**Exercise task:**
Each entry below is to be transcribed exactly.

**Excerpted data:**
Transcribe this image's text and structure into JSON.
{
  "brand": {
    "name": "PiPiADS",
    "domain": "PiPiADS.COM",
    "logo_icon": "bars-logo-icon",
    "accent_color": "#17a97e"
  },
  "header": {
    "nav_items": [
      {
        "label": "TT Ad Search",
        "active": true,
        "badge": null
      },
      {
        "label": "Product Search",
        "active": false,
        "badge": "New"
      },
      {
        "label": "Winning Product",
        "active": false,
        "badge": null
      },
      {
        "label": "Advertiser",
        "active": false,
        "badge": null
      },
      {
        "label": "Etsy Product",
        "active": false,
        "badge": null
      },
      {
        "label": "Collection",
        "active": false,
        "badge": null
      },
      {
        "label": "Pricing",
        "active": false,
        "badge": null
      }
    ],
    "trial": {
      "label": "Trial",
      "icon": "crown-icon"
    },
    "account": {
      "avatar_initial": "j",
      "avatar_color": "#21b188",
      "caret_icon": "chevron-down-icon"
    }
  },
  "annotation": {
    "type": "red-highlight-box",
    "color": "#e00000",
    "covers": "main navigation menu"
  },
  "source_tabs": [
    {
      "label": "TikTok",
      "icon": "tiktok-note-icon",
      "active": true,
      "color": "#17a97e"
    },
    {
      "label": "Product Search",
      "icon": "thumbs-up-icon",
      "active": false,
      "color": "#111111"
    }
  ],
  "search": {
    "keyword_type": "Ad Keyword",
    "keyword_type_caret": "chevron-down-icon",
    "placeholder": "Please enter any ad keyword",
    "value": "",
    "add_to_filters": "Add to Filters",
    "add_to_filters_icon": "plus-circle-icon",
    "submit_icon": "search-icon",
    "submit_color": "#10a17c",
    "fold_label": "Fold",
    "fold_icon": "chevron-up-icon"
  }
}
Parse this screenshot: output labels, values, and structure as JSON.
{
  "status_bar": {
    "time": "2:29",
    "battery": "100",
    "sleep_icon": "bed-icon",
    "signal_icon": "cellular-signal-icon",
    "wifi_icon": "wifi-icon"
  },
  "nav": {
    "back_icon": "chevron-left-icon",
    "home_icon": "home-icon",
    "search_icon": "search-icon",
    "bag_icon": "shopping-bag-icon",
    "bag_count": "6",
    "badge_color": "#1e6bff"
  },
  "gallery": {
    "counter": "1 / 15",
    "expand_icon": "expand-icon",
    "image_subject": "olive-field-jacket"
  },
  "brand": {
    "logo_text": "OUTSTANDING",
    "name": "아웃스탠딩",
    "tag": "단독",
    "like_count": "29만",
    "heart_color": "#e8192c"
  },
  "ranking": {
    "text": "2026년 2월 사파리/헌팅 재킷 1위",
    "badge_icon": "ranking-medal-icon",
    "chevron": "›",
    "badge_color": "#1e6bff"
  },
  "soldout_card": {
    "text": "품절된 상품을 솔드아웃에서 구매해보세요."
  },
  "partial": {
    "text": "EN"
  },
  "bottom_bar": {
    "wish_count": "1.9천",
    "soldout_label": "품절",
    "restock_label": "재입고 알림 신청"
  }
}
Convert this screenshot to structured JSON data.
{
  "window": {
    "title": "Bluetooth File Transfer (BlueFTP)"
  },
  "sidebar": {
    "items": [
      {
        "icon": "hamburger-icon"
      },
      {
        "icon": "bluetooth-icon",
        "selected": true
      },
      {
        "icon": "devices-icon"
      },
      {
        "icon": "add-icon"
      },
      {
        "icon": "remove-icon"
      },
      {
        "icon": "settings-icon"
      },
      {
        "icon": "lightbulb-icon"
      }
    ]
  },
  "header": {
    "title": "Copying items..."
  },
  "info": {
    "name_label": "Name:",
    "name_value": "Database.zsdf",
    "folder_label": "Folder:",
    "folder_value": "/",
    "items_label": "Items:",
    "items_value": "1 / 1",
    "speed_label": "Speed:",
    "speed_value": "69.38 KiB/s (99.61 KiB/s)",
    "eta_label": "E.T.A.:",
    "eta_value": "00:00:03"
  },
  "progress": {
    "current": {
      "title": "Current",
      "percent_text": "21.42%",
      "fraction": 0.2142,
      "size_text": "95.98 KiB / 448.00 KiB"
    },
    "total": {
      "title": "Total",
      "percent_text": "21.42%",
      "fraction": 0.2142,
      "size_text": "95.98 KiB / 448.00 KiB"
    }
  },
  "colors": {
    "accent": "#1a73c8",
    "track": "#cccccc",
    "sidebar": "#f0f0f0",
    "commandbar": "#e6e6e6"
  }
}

**Written answer:**
Transcribe this image's text and structure into JSON.
{
  "brand": {
    "name": "PiPiADS",
    "domain": "PiPiADS.COM",
    "logo_icon": "bars-logo-icon",
    "accent_color": "#17a97e"
  },
  "header": {
    "nav_items": [
      {
        "label": "TT Ad Search",
        "active": true,
        "badge": null
      },
      {
        "label": "Product Search",
        "active": false,
        "badge": "New"
      },
      {
        "label": "Winning Product",
        "active": false,
        "badge": null
      },
      {
        "label": "Advertiser",
        "active": false,
        "badge": null
      },
      {
        "label": "Etsy Product",
        "active": false,
        "badge": null
      },
      {
        "label": "Collection",
        "active": false,
        "badge": null
      },
      {
        "label": "Pricing",
        "active": false,
        "badge": null
      }
    ],
    "trial": {
      "label": "Trial",
      "icon": "crown-icon"
    },
    "account": {
      "avatar_initial": "j",
      "avatar_color": "#21b188",
      "caret_icon": "chevron-down-icon"
    }
  },
  "annotation": {
    "type": "red-highlight-box",
    "color": "#e00000",
    "covers": "main navigation menu"
  },
  "source_tabs": [
    {
      "label": "TikTok",
      "icon": "tiktok-note-icon",
      "active": true,
      "color": "#17a97e"
    },
    {
      "label": "Product Search",
      "icon": "thumbs-up-icon",
      "active": false,
      "color": "#111111"
    }
  ],
  "search": {
    "keyword_type": "Ad Keyword",
    "keyword_type_caret": "chevron-down-icon",
    "placeholder": "Please enter any ad keyword",
    "value": "",
    "add_to_filters": "Add to Filters",
    "add_to_filters_icon": "plus-circle-icon",
    "submit_icon": "search-icon",
    "submit_color": "#10a17c",
    "fold_label": "Fold",
    "fold_icon": "chevron-up-icon"
  }
}
Parse this screenshot: output labels, values, and structure as JSON.
{
  "status_bar": {
    "time": "2:29",
    "battery": "100",
    "sleep_icon": "bed-icon",
    "signal_icon": "cellular-signal-icon",
    "wifi_icon": "wifi-icon"
  },
  "nav": {
    "back_icon": "chevron-left-icon",
    "home_icon": "home-icon",
    "search_icon": "search-icon",
    "bag_icon": "shopping-bag-icon",
    "bag_count": "6",
    "badge_color": "#1e6bff"
  },
  "gallery": {
    "counter": "1 / 15",
    "expand_icon": "expand-icon",
    "image_subject": "olive-field-jacket"
  },
  "brand": {
    "logo_text": "OUTSTANDING",
    "name": "아웃스탠딩",
    "tag": "단독",
    "like_count": "29만",
    "heart_color": "#e8192c"
  },
  "ranking": {
    "text": "2026년 2월 사파리/헌팅 재킷 1위",
    "badge_icon": "ranking-medal-icon",
    "chevron": "›",
    "badge_color": "#1e6bff"
  },
  "soldout_card": {
    "text": "품절된 상품을 솔드아웃에서 구매해보세요."
  },
  "partial": {
    "text": "EN"
  },
  "bottom_bar": {
    "wish_count": "1.9천",
    "soldout_label": "품절",
    "restock_label": "재입고 알림 신청"
  }
}
Convert this screenshot to structured JSON data.
{
  "window": {
    "title": "Bluetooth File Transfer (BlueFTP)"
  },
  "sidebar": {
    "items": [
      {
        "icon": "hamburger-icon"
      },
      {
        "icon": "bluetooth-icon",
        "selected": true
      },
      {
        "icon": "devices-icon"
      },
      {
        "icon": "add-icon"
      },
      {
        "icon": "remove-icon"
      },
      {
        "icon": "settings-icon"
      },
      {
        "icon": "lightbulb-icon"
      }
    ]
  },
  "header": {
    "title": "Copying items..."
  },
  "info": {
    "name_label": "Name:",
    "name_value": "Database.zsdf",
    "folder_label": "Folder:",
    "folder_value": "/",
    "items_label": "Items:",
    "items_value": "1 / 1",
    "speed_label": "Speed:",
    "speed_value": "69.38 KiB/s (99.61 KiB/s)",
    "eta_label": "E.T.A.:",
    "eta_value": "00:00:03"
  },
  "progress": {
    "current": {
      "title": "Current",
      "percent_text": "21.42%",
      "fraction": 0.2142,
      "size_text": "95.98 KiB / 448.00 KiB"
    },
    "total": {
      "title": "Total",
      "percent_text": "21.42%",
      "fraction": 0.2142,
      "size_text": "95.98 KiB / 448.00 KiB"
    }
  },
  "colors": {
    "accent": "#1a73c8",
    "track": "#cccccc",
    "sidebar": "#f0f0f0",
    "commandbar": "#e6e6e6"
  }
}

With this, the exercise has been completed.